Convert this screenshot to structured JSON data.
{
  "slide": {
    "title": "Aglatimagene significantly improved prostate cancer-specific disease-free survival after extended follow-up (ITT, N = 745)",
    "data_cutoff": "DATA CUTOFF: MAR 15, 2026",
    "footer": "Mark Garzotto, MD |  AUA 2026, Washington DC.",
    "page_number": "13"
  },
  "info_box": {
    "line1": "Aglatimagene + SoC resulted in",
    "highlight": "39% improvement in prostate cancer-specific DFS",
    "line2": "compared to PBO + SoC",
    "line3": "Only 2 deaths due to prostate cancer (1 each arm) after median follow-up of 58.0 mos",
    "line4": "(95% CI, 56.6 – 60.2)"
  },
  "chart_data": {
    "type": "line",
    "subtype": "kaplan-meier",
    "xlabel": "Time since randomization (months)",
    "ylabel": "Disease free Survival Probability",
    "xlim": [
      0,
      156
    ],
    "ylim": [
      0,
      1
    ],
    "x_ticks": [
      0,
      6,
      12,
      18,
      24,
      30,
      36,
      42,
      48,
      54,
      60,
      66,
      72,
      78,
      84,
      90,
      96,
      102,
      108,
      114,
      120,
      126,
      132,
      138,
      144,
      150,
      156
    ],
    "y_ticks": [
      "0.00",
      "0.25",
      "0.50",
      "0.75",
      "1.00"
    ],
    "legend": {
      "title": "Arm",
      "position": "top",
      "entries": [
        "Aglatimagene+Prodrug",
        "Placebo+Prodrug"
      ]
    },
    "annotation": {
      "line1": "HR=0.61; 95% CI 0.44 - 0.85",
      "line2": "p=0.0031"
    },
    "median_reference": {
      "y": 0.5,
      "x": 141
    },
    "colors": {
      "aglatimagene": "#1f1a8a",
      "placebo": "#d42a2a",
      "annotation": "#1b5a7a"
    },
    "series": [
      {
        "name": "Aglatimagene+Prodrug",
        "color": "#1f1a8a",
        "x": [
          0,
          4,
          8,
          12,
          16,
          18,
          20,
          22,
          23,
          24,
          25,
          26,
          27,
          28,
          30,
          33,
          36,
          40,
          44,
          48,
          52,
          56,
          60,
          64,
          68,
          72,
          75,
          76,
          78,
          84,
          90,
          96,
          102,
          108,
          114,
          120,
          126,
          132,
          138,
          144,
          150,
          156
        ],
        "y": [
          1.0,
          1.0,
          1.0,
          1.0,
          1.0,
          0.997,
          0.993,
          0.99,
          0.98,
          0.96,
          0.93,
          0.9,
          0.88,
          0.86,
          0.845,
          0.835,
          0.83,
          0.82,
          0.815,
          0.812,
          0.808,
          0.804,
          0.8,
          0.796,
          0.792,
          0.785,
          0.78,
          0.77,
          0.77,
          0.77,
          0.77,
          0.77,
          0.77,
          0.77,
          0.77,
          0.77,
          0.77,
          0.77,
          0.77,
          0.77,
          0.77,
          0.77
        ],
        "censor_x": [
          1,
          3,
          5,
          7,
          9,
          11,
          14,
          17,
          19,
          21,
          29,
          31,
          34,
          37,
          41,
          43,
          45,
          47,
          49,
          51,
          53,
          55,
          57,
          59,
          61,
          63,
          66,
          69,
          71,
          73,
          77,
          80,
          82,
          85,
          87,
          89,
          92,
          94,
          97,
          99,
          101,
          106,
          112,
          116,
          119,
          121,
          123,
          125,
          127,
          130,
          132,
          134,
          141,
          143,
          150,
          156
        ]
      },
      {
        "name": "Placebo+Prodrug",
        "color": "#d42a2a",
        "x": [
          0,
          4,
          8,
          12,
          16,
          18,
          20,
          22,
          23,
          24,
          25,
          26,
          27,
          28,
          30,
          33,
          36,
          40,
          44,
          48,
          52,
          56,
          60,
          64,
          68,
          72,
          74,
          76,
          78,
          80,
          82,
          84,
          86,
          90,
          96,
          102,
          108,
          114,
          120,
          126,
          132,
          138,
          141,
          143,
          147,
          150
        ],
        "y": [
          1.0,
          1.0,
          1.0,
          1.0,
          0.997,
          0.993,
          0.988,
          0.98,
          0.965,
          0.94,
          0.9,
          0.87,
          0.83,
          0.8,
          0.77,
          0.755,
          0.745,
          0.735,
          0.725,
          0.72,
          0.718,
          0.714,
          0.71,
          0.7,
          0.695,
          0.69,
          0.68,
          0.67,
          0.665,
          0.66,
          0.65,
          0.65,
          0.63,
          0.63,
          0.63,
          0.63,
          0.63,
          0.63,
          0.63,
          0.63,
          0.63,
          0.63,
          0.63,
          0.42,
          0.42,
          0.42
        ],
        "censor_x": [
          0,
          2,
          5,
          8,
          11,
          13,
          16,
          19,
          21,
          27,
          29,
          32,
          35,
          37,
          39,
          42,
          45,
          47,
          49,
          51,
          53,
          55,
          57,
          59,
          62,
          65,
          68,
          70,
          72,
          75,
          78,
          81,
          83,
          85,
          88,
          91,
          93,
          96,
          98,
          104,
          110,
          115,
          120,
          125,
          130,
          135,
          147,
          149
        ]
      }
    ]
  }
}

**********

Task prompt: The required output is the number of lines containing the word "free", and nothing besides.

Written response: 2